Where a line in the listing contains the string "выходного", copy that line out.
════════════════
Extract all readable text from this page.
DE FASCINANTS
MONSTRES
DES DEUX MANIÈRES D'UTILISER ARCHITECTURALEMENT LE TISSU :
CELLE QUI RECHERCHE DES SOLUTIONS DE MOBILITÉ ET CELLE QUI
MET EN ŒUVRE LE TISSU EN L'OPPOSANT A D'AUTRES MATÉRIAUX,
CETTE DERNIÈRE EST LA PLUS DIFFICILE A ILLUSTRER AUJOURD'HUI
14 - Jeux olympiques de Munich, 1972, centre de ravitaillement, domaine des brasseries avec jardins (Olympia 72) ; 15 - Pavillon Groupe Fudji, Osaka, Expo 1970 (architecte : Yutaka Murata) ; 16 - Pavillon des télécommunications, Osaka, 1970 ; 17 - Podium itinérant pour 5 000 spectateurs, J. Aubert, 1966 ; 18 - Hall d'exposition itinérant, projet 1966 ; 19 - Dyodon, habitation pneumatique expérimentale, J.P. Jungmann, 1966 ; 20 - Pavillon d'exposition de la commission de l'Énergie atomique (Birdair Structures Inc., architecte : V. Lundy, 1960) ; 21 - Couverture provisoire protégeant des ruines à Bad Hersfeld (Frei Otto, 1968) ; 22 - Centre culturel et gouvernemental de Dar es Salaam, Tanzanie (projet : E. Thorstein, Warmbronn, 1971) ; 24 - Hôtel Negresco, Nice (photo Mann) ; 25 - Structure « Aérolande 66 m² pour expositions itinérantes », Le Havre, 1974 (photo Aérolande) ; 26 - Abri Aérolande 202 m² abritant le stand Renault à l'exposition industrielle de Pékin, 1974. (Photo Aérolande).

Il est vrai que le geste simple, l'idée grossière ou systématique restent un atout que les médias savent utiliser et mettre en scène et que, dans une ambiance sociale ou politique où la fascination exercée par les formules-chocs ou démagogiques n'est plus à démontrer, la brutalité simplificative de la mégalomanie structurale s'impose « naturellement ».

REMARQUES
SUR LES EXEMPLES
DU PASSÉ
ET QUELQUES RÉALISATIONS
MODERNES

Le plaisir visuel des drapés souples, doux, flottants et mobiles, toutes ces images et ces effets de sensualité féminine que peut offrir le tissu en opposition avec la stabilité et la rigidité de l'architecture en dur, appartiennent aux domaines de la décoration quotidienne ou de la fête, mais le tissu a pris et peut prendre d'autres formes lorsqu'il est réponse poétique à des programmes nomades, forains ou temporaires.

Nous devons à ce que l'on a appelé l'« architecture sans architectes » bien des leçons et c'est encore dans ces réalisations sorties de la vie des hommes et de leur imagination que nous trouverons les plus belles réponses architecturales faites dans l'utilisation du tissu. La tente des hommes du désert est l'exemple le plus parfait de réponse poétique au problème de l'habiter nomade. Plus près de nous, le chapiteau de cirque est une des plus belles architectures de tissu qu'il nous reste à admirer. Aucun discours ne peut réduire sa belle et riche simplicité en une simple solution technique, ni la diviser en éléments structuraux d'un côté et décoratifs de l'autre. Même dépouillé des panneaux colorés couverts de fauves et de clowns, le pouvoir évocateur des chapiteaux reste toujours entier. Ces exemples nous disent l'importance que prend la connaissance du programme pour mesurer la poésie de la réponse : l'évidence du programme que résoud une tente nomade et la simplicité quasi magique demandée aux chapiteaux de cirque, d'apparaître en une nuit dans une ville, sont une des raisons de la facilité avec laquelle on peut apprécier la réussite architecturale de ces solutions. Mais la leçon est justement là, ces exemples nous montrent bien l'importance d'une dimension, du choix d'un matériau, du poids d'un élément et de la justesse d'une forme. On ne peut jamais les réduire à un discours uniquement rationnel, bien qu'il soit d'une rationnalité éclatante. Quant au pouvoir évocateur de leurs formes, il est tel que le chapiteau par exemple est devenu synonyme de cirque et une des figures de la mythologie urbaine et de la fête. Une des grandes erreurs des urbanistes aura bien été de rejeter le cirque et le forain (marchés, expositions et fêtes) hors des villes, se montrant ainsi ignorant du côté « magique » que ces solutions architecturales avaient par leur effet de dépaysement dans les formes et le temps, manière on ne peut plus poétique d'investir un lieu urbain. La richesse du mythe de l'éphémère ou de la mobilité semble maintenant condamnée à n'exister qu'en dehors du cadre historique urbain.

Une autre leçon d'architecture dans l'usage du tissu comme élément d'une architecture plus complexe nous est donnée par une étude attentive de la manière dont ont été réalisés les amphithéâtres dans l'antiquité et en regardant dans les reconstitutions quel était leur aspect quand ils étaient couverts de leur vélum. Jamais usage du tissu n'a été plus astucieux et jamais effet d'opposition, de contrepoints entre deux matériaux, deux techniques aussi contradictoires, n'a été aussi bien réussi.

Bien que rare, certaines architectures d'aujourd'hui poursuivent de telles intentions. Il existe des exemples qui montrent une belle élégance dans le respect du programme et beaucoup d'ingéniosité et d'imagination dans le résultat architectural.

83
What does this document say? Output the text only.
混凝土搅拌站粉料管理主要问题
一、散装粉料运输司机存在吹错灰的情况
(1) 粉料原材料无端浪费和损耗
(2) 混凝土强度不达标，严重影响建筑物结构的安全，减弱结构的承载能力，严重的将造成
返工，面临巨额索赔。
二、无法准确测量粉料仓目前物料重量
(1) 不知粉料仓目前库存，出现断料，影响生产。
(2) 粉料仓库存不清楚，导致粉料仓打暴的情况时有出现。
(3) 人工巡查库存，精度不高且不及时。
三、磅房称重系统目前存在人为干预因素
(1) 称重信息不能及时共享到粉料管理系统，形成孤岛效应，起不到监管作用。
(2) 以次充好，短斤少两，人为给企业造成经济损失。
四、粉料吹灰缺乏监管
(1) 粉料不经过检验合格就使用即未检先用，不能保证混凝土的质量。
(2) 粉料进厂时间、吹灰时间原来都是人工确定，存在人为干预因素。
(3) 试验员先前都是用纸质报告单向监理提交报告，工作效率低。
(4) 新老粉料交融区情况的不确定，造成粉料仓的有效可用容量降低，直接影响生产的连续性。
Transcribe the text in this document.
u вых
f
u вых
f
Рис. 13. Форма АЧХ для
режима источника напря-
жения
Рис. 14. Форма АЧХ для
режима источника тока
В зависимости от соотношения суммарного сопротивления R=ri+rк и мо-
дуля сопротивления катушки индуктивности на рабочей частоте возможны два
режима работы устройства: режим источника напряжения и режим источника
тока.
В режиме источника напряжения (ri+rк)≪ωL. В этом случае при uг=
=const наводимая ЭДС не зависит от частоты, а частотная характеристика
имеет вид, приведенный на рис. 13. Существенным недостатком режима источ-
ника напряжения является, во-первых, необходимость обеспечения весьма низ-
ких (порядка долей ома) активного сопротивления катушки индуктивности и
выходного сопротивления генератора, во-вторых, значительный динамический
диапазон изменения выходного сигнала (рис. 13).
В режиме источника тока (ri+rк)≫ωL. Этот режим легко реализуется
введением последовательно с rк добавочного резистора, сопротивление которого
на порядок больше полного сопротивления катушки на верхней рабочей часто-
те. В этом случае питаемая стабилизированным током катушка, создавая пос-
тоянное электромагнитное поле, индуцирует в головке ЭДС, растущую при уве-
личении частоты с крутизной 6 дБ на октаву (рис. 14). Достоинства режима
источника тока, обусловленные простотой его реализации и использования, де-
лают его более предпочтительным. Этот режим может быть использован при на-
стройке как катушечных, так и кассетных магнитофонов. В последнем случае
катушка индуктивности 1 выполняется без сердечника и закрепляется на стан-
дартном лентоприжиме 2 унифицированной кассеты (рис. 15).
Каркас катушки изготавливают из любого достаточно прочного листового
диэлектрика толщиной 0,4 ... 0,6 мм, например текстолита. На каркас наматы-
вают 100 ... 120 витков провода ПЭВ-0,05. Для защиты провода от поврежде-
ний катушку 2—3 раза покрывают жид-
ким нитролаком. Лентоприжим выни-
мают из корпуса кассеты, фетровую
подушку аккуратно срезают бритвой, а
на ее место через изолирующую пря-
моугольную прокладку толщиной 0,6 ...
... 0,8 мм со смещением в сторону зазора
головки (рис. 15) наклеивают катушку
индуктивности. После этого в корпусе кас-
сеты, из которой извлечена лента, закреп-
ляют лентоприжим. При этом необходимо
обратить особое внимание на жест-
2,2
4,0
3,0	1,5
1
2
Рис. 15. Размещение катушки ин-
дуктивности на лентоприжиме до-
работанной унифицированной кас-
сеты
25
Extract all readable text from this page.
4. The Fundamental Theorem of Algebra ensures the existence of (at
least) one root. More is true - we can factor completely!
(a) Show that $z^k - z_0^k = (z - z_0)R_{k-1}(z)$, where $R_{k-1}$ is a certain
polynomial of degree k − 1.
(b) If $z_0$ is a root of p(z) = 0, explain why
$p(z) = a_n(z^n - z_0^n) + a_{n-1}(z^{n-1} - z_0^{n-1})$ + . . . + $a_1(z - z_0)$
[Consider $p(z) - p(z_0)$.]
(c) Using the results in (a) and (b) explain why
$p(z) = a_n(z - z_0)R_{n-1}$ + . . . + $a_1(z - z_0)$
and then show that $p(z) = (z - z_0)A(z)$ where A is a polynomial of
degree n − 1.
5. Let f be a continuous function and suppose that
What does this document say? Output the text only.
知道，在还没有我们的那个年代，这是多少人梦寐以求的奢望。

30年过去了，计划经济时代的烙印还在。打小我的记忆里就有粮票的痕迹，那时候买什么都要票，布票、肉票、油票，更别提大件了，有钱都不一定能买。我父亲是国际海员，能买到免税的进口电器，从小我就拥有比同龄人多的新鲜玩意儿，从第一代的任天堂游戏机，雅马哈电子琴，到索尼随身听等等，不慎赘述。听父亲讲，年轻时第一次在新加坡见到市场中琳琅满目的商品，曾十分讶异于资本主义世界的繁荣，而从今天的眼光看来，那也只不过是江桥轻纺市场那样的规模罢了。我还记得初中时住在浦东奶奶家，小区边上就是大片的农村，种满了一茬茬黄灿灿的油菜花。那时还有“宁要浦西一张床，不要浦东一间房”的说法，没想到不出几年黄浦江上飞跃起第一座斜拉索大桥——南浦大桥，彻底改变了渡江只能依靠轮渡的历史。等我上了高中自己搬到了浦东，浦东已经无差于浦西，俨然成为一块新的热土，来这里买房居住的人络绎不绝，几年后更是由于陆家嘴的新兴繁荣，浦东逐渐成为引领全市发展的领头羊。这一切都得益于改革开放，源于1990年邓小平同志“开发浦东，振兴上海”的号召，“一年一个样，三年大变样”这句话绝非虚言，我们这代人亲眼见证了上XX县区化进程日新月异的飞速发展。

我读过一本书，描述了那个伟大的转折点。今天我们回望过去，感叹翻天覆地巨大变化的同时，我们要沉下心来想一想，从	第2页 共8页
════════════════
Complete output:
выходного сопротивления генератора, во-вторых, значительный динамический
диапазон изменения выходного сигнала (рис. 13).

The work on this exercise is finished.